Written request.
Repeat, without any change, the entries presented below.

(Recorded data)
────────────────

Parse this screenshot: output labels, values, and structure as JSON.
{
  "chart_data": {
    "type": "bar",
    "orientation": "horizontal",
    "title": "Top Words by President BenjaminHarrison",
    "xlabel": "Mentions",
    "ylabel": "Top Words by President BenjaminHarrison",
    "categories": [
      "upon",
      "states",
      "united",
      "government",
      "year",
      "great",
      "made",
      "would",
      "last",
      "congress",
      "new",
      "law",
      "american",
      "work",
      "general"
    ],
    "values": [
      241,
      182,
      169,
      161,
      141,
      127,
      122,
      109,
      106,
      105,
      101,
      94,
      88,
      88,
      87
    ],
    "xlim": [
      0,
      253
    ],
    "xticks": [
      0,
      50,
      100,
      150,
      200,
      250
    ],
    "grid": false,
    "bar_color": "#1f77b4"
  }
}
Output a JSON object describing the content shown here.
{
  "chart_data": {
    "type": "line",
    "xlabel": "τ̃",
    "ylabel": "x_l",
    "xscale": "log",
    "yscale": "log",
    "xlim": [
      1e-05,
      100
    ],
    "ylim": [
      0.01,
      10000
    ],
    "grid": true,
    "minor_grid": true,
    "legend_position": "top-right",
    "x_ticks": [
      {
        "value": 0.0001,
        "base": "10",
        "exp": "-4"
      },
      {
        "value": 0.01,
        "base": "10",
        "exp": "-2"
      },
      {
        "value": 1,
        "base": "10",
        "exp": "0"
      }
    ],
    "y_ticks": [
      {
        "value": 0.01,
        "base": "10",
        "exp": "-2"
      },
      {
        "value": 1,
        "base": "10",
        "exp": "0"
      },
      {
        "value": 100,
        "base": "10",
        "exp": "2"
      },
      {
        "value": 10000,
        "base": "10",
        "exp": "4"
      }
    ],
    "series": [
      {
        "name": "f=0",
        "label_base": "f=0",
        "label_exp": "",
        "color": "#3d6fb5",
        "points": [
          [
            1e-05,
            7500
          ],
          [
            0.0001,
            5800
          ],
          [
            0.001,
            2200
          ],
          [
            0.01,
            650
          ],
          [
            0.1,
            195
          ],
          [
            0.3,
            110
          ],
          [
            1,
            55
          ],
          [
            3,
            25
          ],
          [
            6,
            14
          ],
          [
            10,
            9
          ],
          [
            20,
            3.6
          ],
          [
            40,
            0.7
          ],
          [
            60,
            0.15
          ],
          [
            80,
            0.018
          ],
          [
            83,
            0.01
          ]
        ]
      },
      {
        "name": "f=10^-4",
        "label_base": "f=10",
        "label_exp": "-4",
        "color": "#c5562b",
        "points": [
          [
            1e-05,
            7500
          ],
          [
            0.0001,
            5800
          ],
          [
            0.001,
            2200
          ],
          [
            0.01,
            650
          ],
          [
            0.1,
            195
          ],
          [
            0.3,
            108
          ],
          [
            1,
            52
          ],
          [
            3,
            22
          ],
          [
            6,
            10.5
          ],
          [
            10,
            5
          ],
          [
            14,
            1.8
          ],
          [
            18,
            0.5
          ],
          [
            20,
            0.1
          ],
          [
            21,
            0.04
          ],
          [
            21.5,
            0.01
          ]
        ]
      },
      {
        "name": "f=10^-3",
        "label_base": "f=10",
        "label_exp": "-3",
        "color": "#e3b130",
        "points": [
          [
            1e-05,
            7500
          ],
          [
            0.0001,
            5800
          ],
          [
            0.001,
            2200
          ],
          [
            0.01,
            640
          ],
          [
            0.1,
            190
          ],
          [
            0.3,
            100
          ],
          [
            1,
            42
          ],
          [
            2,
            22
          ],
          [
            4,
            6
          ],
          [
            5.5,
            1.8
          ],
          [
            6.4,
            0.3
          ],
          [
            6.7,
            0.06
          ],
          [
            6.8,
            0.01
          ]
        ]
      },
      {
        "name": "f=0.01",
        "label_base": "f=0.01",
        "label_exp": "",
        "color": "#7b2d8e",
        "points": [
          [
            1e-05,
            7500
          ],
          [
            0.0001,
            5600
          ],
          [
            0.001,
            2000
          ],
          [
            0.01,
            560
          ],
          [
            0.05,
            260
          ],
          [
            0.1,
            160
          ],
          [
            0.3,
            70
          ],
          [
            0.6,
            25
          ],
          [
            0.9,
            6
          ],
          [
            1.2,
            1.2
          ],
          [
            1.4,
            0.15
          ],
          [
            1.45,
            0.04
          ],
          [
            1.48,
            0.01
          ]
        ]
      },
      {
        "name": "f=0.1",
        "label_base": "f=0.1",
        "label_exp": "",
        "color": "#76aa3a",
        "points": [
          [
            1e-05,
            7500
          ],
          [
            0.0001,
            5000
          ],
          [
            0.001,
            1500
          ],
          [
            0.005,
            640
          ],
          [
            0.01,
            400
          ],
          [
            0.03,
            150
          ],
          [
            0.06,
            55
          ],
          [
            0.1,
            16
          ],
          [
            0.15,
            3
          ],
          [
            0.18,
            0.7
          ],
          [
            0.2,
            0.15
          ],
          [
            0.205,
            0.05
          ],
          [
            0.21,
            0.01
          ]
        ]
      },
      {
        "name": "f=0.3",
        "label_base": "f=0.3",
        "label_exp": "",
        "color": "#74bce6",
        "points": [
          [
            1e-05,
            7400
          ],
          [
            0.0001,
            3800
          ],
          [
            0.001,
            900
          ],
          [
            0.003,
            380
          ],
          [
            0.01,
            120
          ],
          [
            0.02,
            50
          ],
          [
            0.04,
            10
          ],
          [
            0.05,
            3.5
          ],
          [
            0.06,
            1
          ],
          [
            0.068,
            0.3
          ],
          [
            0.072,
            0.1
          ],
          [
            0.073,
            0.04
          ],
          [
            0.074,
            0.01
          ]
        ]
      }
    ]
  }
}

────────────────

Task output.
Parse this screenshot: output labels, values, and structure as JSON.
{
  "chart_data": {
    "type": "bar",
    "orientation": "horizontal",
    "title": "Top Words by President BenjaminHarrison",
    "xlabel": "Mentions",
    "ylabel": "Top Words by President BenjaminHarrison",
    "categories": [
      "upon",
      "states",
      "united",
      "government",
      "year",
      "great",
      "made",
      "would",
      "last",
      "congress",
      "new",
      "law",
      "american",
      "work",
      "general"
    ],
    "values": [
      241,
      182,
      169,
      161,
      141,
      127,
      122,
      109,
      106,
      105,
      101,
      94,
      88,
      88,
      87
    ],
    "xlim": [
      0,
      253
    ],
    "xticks": [
      0,
      50,
      100,
      150,
      200,
      250
    ],
    "grid": false,
    "bar_color": "#1f77b4"
  }
}
Output a JSON object describing the content shown here.
{
  "chart_data": {
    "type": "line",
    "xlabel": "τ̃",
    "ylabel": "x_l",
    "xscale": "log",
    "yscale": "log",
    "xlim": [
      1e-05,
      100
    ],
    "ylim": [
      0.01,
      10000
    ],
    "grid": true,
    "minor_grid": true,
    "legend_position": "top-right",
    "x_ticks": [
      {
        "value": 0.0001,
        "base": "10",
        "exp": "-4"
      },
      {
        "value": 0.01,
        "base": "10",
        "exp": "-2"
      },
      {
        "value": 1,
        "base": "10",
        "exp": "0"
      }
    ],
    "y_ticks": [
      {
        "value": 0.01,
        "base": "10",
        "exp": "-2"
      },
      {
        "value": 1,
        "base": "10",
        "exp": "0"
      },
      {
        "value": 100,
        "base": "10",
        "exp": "2"
      },
      {
        "value": 10000,
        "base": "10",
        "exp": "4"
      }
    ],
    "series": [
      {
        "name": "f=0",
        "label_base": "f=0",
        "label_exp": "",
        "color": "#3d6fb5",
        "points": [
          [
            1e-05,
            7500
          ],
          [
            0.0001,
            5800
          ],
          [
            0.001,
            2200
          ],
          [
            0.01,
            650
          ],
          [
            0.1,
            195
          ],
          [
            0.3,
            110
          ],
          [
            1,
            55
          ],
          [
            3,
            25
          ],
          [
            6,
            14
          ],
          [
            10,
            9
          ],
          [
            20,
            3.6
          ],
          [
            40,
            0.7
          ],
          [
            60,
            0.15
          ],
          [
            80,
            0.018
          ],
          [
            83,
            0.01
          ]
        ]
      },
      {
        "name": "f=10^-4",
        "label_base": "f=10",
        "label_exp": "-4",
        "color": "#c5562b",
        "points": [
          [
            1e-05,
            7500
          ],
          [
            0.0001,
            5800
          ],
          [
            0.001,
            2200
          ],
          [
            0.01,
            650
          ],
          [
            0.1,
            195
          ],
          [
            0.3,
            108
          ],
          [
            1,
            52
          ],
          [
            3,
            22
          ],
          [
            6,
            10.5
          ],
          [
            10,
            5
          ],
          [
            14,
            1.8
          ],
          [
            18,
            0.5
          ],
          [
            20,
            0.1
          ],
          [
            21,
            0.04
          ],
          [
            21.5,
            0.01
          ]
        ]
      },
      {
        "name": "f=10^-3",
        "label_base": "f=10",
        "label_exp": "-3",
        "color": "#e3b130",
        "points": [
          [
            1e-05,
            7500
          ],
          [
            0.0001,
            5800
          ],
          [
            0.001,
            2200
          ],
          [
            0.01,
            640
          ],
          [
            0.1,
            190
          ],
          [
            0.3,
            100
          ],
          [
            1,
            42
          ],
          [
            2,
            22
          ],
          [
            4,
            6
          ],
          [
            5.5,
            1.8
          ],
          [
            6.4,
            0.3
          ],
          [
            6.7,
            0.06
          ],
          [
            6.8,
            0.01
          ]
        ]
      },
      {
        "name": "f=0.01",
        "label_base": "f=0.01",
        "label_exp": "",
        "color": "#7b2d8e",
        "points": [
          [
            1e-05,
            7500
          ],
          [
            0.0001,
            5600
          ],
          [
            0.001,
            2000
          ],
          [
            0.01,
            560
          ],
          [
            0.05,
            260
          ],
          [
            0.1,
            160
          ],
          [
            0.3,
            70
          ],
          [
            0.6,
            25
          ],
          [
            0.9,
            6
          ],
          [
            1.2,
            1.2
          ],
          [
            1.4,
            0.15
          ],
          [
            1.45,
            0.04
          ],
          [
            1.48,
            0.01
          ]
        ]
      },
      {
        "name": "f=0.1",
        "label_base": "f=0.1",
        "label_exp": "",
        "color": "#76aa3a",
        "points": [
          [
            1e-05,
            7500
          ],
          [
            0.0001,
            5000
          ],
          [
            0.001,
            1500
          ],
          [
            0.005,
            640
          ],
          [
            0.01,
            400
          ],
          [
            0.03,
            150
          ],
          [
            0.06,
            55
          ],
          [
            0.1,
            16
          ],
          [
            0.15,
            3
          ],
          [
            0.18,
            0.7
          ],
          [
            0.2,
            0.15
          ],
          [
            0.205,
            0.05
          ],
          [
            0.21,
            0.01
          ]
        ]
      },
      {
        "name": "f=0.3",
        "label_base": "f=0.3",
        "label_exp": "",
        "color": "#74bce6",
        "points": [
          [
            1e-05,
            7400
          ],
          [
            0.0001,
            3800
          ],
          [
            0.001,
            900
          ],
          [
            0.003,
            380
          ],
          [
            0.01,
            120
          ],
          [
            0.02,
            50
          ],
          [
            0.04,
            10
          ],
          [
            0.05,
            3.5
          ],
          [
            0.06,
            1
          ],
          [
            0.068,
            0.3
          ],
          [
            0.072,
            0.1
          ],
          [
            0.073,
            0.04
          ],
          [
            0.074,
            0.01
          ]
        ]
      }
    ]
  }
}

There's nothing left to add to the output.